··· Raw records ···
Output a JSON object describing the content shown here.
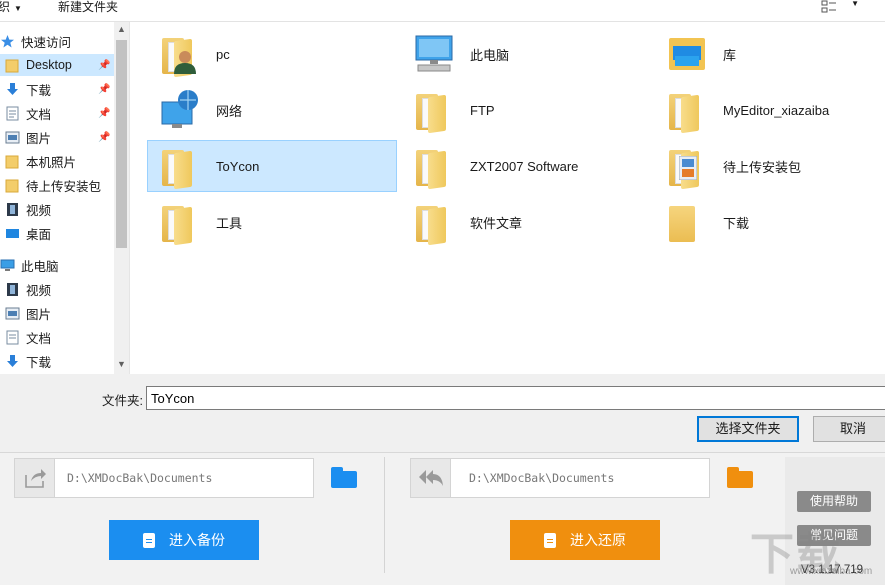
{
  "toolbar": {
    "organize_label": "组织",
    "new_folder_label": "新建文件夹"
  },
  "sidebar": {
    "items": [
      {
        "label": "快速访问",
        "icon": "star-icon"
      },
      {
        "label": "Desktop",
        "icon": "folder-icon",
        "pinned": true
      },
      {
        "label": "下载",
        "icon": "download-arrow-icon",
        "pinned": true
      },
      {
        "label": "文档",
        "icon": "document-icon",
        "pinned": true
      },
      {
        "label": "图片",
        "icon": "picture-icon",
        "pinned": true
      },
      {
        "label": "本机照片",
        "icon": "folder-icon"
      },
      {
        "label": "待上传安装包",
        "icon": "folder-icon"
      },
      {
        "label": "视频",
        "icon": "film-icon"
      },
      {
        "label": "桌面",
        "icon": "desktop-icon"
      },
      {
        "label": "此电脑",
        "icon": "computer-icon"
      },
      {
        "label": "视频",
        "icon": "film-icon"
      },
      {
        "label": "图片",
        "icon": "picture-icon"
      },
      {
        "label": "文档",
        "icon": "document-icon"
      },
      {
        "label": "下载",
        "icon": "download-arrow-icon"
      }
    ]
  },
  "files": [
    {
      "name": "pc",
      "icon": "user-folder-icon"
    },
    {
      "name": "此电脑",
      "icon": "computer-icon"
    },
    {
      "name": "库",
      "icon": "library-icon"
    },
    {
      "name": "网络",
      "icon": "network-icon"
    },
    {
      "name": "FTP",
      "icon": "folder-icon"
    },
    {
      "name": "MyEditor_xiazaiba",
      "icon": "folder-icon"
    },
    {
      "name": "ToYcon",
      "icon": "folder-icon"
    },
    {
      "name": "ZXT2007 Software",
      "icon": "folder-icon"
    },
    {
      "name": "待上传安装包",
      "icon": "folder-icon"
    },
    {
      "name": "工具",
      "icon": "folder-icon"
    },
    {
      "name": "软件文章",
      "icon": "folder-icon"
    },
    {
      "name": "下载",
      "icon": "folder-icon"
    }
  ],
  "folder_field": {
    "label": "文件夹:",
    "value": "ToYcon"
  },
  "dialog_buttons": {
    "select_label": "选择文件夹",
    "cancel_label": "取消"
  },
  "backup": {
    "path": "D:\\XMDocBak\\Documents",
    "button_label": "进入备份"
  },
  "restore": {
    "path": "D:\\XMDocBak\\Documents",
    "button_label": "进入还原"
  },
  "side_panel": {
    "help_label": "使用帮助",
    "faq_label": "常见问题",
    "version": "V3.1.17.719"
  },
  "watermark": {
    "big": "下载",
    "small": "www.xiazaiba.com"
  },
  "colors": {
    "selection": "#cce8ff",
    "backup_blue": "#1b8ef0",
    "restore_orange": "#f08f0e",
    "folder_gold": "#efc85c"
  }
}
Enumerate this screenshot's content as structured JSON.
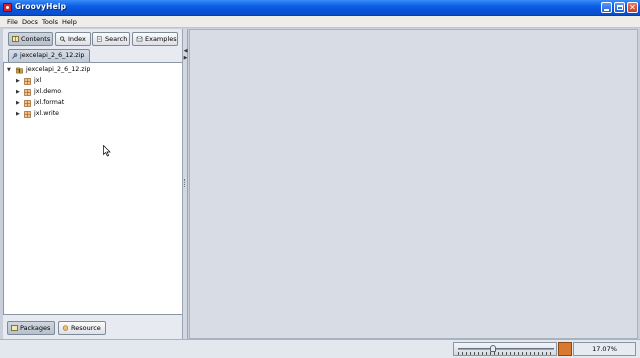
···
- Exercise task
Return the listing above unchanged, apart from dropping its pictures.

- Answer to the problem
Output a JSON object describing the content shown here.
{
  "toolbar": {
    "organize_label": "组织",
    "new_folder_label": "新建文件夹"
  },
  "sidebar": {
    "items": [
      {
        "label": "快速访问",
        "icon": "star-icon"
      },
      {
        "label": "Desktop",
        "icon": "folder-icon",
        "pinned": true
      },
      {
        "label": "下载",
        "icon": "download-arrow-icon",
        "pinned": true
      },
      {
        "label": "文档",
        "icon": "document-icon",
        "pinned": true
      },
      {
        "label": "图片",
        "icon": "picture-icon",
        "pinned": true
      },
      {
        "label": "本机照片",
        "icon": "folder-icon"
      },
      {
        "label": "待上传安装包",
        "icon": "folder-icon"
      },
      {
        "label": "视频",
        "icon": "film-icon"
      },
      {
        "label": "桌面",
        "icon": "desktop-icon"
      },
      {
        "label": "此电脑",
        "icon": "computer-icon"
      },
      {
        "label": "视频",
        "icon": "film-icon"
      },
      {
        "label": "图片",
        "icon": "picture-icon"
      },
      {
        "label": "文档",
        "icon": "document-icon"
      },
      {
        "label": "下载",
        "icon": "download-arrow-icon"
      }
    ]
  },
  "files": [
    {
      "name": "pc",
      "icon": "user-folder-icon"
    },
    {
      "name": "此电脑",
      "icon": "computer-icon"
    },
    {
      "name": "库",
      "icon": "library-icon"
    },
    {
      "name": "网络",
      "icon": "network-icon"
    },
    {
      "name": "FTP",
      "icon": "folder-icon"
    },
    {
      "name": "MyEditor_xiazaiba",
      "icon": "folder-icon"
    },
    {
      "name": "ToYcon",
      "icon": "folder-icon"
    },
    {
      "name": "ZXT2007 Software",
      "icon": "folder-icon"
    },
    {
      "name": "待上传安装包",
      "icon": "folder-icon"
    },
    {
      "name": "工具",
      "icon": "folder-icon"
    },
    {
      "name": "软件文章",
      "icon": "folder-icon"
    },
    {
      "name": "下载",
      "icon": "folder-icon"
    }
  ],
  "folder_field": {
    "label": "文件夹:",
    "value": "ToYcon"
  },
  "dialog_buttons": {
    "select_label": "选择文件夹",
    "cancel_label": "取消"
  },
  "backup": {
    "path": "D:\\XMDocBak\\Documents",
    "button_label": "进入备份"
  },
  "restore": {
    "path": "D:\\XMDocBak\\Documents",
    "button_label": "进入还原"
  },
  "side_panel": {
    "help_label": "使用帮助",
    "faq_label": "常见问题",
    "version": "V3.1.17.719"
  },
  "watermark": {
    "big": "下载",
    "small": "www.xiazaiba.com"
  },
  "colors": {
    "selection": "#cce8ff",
    "backup_blue": "#1b8ef0",
    "restore_orange": "#f08f0e",
    "folder_gold": "#efc85c"
  }
}
Enumerate this screenshot's content as structured JSON.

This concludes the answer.